— EXERCISE INPUTS —
◇ ◇ ◇
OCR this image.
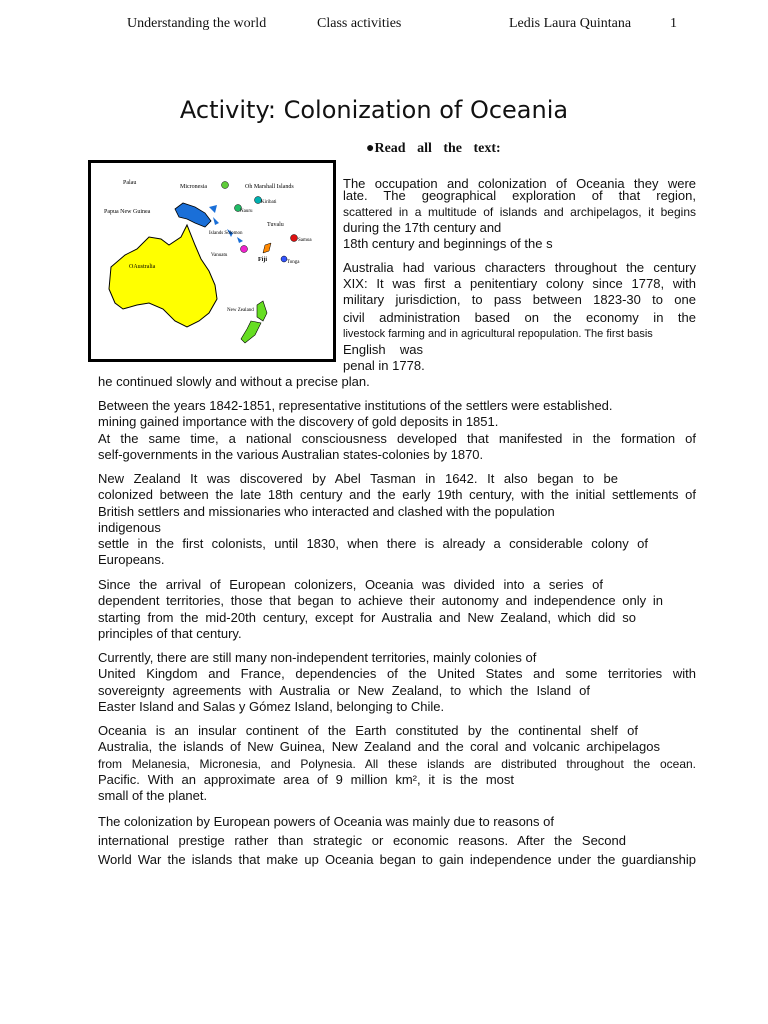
Understanding the world	Class activities	Ledis Laura Quintana	1
Activity: Colonization of Oceania
●Read all the text:
Palau
Micronesia	Oh Marshall Islands
Kiribati
Nauru
Papua New Guinea
Tuvalu
Islands Solomon
Samoa
Vanuatu
Fiji	Tonga
OAustralia
New Zealand
The occupation and colonization of Oceania they were
late. The geographical exploration of that region,
scattered in a multitude of islands and archipelagos, it begins
during the 17th century and
18th century and beginnings of the s
Australia had various characters throughout the century
XIX: It was first a penitentiary colony since 1778, with
military jurisdiction, to pass between 1823-30 to one
civil administration based on the economy in the
livestock farming and in agricultural repopulation. The first basis
English was
penal in 1778.
he continued slowly and without a precise plan.
Between the years 1842-1851, representative institutions of the settlers were established.
mining gained importance with the discovery of gold deposits in 1851.
At the same time, a national consciousness developed that manifested in the formation of
self-governments in the various Australian states-colonies by 1870.
New Zealand It was discovered by Abel Tasman in 1642. It also began to be
colonized between the late 18th century and the early 19th century, with the initial settlements of
British settlers and missionaries who interacted and clashed with the population
indigenous
settle in the first colonists, until 1830, when there is already a considerable colony of
Europeans.
Since the arrival of European colonizers, Oceania was divided into a series of
dependent territories, those that began to achieve their autonomy and independence only in
starting from the mid-20th century, except for Australia and New Zealand, which did so
principles of that century.
Currently, there are still many non-independent territories, mainly colonies of
United Kingdom and France, dependencies of the United States and some territories with
sovereignty agreements with Australia or New Zealand, to which the Island of
Easter Island and Salas y Gómez Island, belonging to Chile.
Oceania is an insular continent of the Earth constituted by the continental shelf of
Australia, the islands of New Guinea, New Zealand and the coral and volcanic archipelagos
from Melanesia, Micronesia, and Polynesia. All these islands are distributed throughout the ocean.
Pacific. With an approximate area of 9 million km², it is the most
small of the planet.
The colonization by European powers of Oceania was mainly due to reasons of
international prestige rather than strategic or economic reasons. After the Second
World War the islands that make up Oceania began to gain independence under the guardianship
◇ ◇ ◇
Transcribe every entry word for word, but omit the pictures.

— CORRECT RESPONSE —
OCR this image.
Understanding the world	Class activities	Ledis Laura Quintana	1
Activity: Colonization of Oceania
●Read all the text:
Palau
Micronesia	Oh Marshall Islands
Kiribati
Nauru
Papua New Guinea
Tuvalu
Islands Solomon
Samoa
Vanuatu
Fiji	Tonga
OAustralia
New Zealand
The occupation and colonization of Oceania they were
late. The geographical exploration of that region,
scattered in a multitude of islands and archipelagos, it begins
during the 17th century and
18th century and beginnings of the s
Australia had various characters throughout the century
XIX: It was first a penitentiary colony since 1778, with
military jurisdiction, to pass between 1823-30 to one
civil administration based on the economy in the
livestock farming and in agricultural repopulation. The first basis
English was
penal in 1778.
he continued slowly and without a precise plan.
Between the years 1842-1851, representative institutions of the settlers were established.
mining gained importance with the discovery of gold deposits in 1851.
At the same time, a national consciousness developed that manifested in the formation of
self-governments in the various Australian states-colonies by 1870.
New Zealand It was discovered by Abel Tasman in 1642. It also began to be
colonized between the late 18th century and the early 19th century, with the initial settlements of
British settlers and missionaries who interacted and clashed with the population
indigenous
settle in the first colonists, until 1830, when there is already a considerable colony of
Europeans.
Since the arrival of European colonizers, Oceania was divided into a series of
dependent territories, those that began to achieve their autonomy and independence only in
starting from the mid-20th century, except for Australia and New Zealand, which did so
principles of that century.
Currently, there are still many non-independent territories, mainly colonies of
United Kingdom and France, dependencies of the United States and some territories with
sovereignty agreements with Australia or New Zealand, to which the Island of
Easter Island and Salas y Gómez Island, belonging to Chile.
Oceania is an insular continent of the Earth constituted by the continental shelf of
Australia, the islands of New Guinea, New Zealand and the coral and volcanic archipelagos
from Melanesia, Micronesia, and Polynesia. All these islands are distributed throughout the ocean.
Pacific. With an approximate area of 9 million km², it is the most
small of the planet.
The colonization by European powers of Oceania was mainly due to reasons of
international prestige rather than strategic or economic reasons. After the Second
World War the islands that make up Oceania began to gain independence under the guardianship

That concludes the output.